* [Records for the exercise]:
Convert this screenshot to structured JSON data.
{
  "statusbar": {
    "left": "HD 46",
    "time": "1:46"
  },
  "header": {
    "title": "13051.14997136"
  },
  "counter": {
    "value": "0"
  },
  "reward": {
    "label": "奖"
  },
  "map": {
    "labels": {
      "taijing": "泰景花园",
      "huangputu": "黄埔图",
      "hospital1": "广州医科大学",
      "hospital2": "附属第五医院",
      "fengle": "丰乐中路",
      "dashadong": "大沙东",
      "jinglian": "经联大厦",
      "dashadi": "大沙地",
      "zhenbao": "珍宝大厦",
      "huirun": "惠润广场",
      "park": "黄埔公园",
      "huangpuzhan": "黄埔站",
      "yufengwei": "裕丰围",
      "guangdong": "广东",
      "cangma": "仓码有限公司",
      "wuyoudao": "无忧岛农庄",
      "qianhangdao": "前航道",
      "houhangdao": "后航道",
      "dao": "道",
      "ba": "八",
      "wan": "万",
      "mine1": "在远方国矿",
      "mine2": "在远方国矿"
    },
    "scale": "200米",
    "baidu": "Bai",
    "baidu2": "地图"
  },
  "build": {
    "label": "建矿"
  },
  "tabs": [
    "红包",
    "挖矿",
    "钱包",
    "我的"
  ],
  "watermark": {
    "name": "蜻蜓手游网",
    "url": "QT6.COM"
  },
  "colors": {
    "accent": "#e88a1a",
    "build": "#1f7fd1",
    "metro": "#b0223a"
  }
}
---
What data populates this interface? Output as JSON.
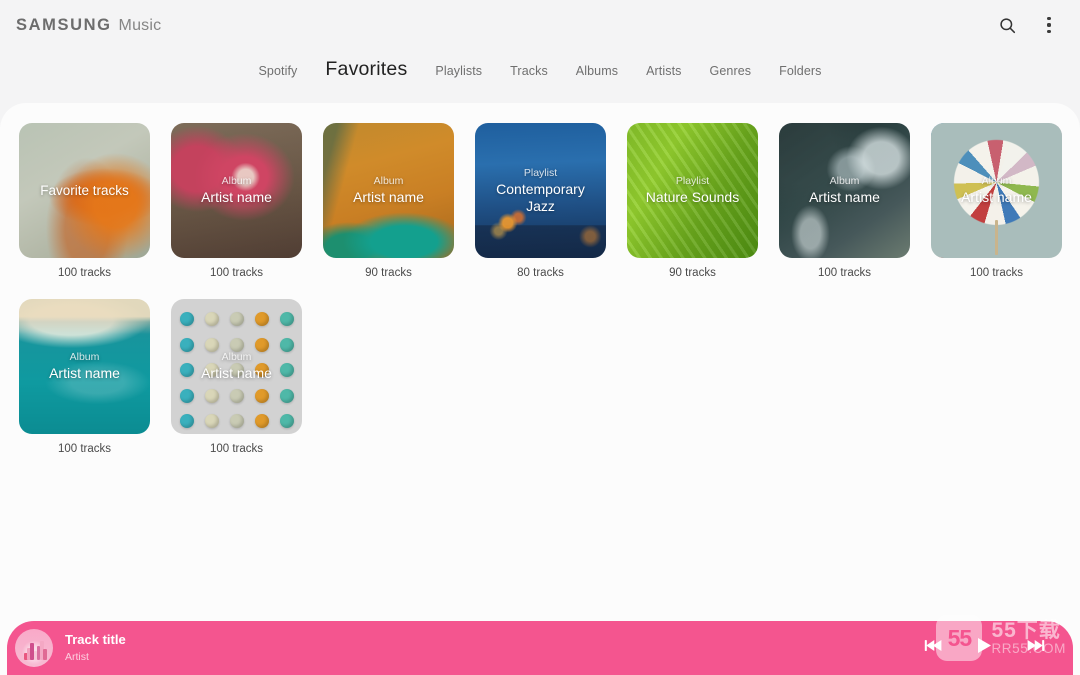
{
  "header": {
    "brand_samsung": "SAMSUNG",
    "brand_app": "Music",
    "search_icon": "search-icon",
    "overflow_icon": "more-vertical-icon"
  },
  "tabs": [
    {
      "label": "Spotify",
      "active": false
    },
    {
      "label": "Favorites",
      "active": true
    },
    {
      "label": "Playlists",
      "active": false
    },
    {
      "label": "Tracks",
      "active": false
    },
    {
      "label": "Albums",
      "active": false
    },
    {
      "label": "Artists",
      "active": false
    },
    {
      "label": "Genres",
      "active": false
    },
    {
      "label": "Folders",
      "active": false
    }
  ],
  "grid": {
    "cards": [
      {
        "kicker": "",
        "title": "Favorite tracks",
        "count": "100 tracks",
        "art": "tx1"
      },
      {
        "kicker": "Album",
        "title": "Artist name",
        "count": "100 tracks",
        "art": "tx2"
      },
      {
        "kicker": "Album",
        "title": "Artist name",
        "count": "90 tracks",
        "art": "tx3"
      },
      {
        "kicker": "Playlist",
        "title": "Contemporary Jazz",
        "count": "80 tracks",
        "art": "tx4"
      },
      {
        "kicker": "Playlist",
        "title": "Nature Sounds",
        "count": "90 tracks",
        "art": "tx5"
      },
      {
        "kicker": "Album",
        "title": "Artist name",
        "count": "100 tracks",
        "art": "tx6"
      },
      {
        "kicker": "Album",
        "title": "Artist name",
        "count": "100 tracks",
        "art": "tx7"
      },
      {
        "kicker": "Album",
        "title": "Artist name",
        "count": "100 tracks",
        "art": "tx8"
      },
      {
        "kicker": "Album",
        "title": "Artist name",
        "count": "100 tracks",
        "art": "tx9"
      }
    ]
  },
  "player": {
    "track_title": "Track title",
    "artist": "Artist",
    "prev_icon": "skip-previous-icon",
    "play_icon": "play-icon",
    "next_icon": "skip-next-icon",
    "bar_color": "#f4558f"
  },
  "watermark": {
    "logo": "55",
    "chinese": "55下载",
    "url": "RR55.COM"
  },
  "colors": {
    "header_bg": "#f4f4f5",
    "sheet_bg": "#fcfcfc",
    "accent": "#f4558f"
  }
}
* * *
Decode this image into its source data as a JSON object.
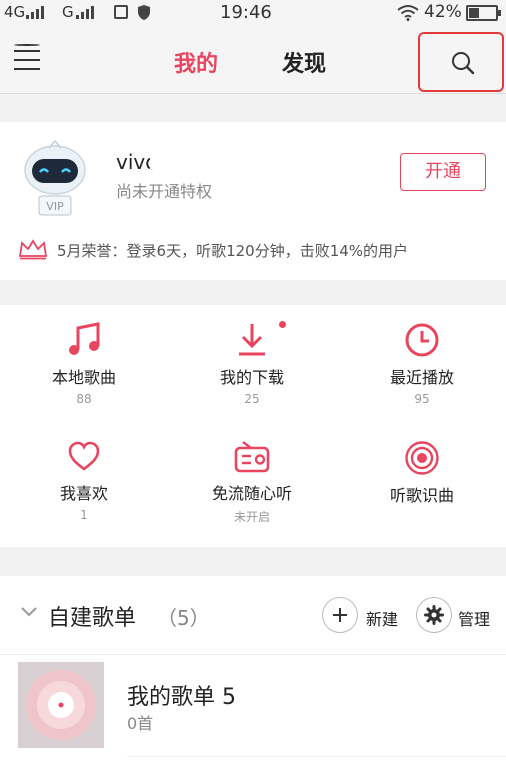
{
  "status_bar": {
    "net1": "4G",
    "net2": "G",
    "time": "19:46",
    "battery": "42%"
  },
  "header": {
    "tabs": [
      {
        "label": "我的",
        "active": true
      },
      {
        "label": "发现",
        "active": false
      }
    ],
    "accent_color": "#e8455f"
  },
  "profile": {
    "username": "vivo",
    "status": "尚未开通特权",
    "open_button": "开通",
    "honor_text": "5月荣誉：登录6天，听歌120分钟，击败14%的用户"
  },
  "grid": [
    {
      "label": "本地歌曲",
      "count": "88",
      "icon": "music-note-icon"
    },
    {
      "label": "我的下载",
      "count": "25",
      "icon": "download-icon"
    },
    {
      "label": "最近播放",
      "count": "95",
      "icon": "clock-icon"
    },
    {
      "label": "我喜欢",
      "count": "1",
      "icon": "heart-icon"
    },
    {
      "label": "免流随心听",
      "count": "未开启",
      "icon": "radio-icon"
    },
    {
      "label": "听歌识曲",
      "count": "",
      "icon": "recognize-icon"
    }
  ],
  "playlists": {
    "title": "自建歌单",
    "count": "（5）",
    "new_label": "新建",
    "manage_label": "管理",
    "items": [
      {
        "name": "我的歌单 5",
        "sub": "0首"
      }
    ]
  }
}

* [Written instruction]:
Using the listing above, show every line that includes the string "this".

* [Result of the exercise]:
Convert this screenshot to structured JSON data.
What data populates this interface? Output as JSON.
Decode this image into its source data as a JSON object.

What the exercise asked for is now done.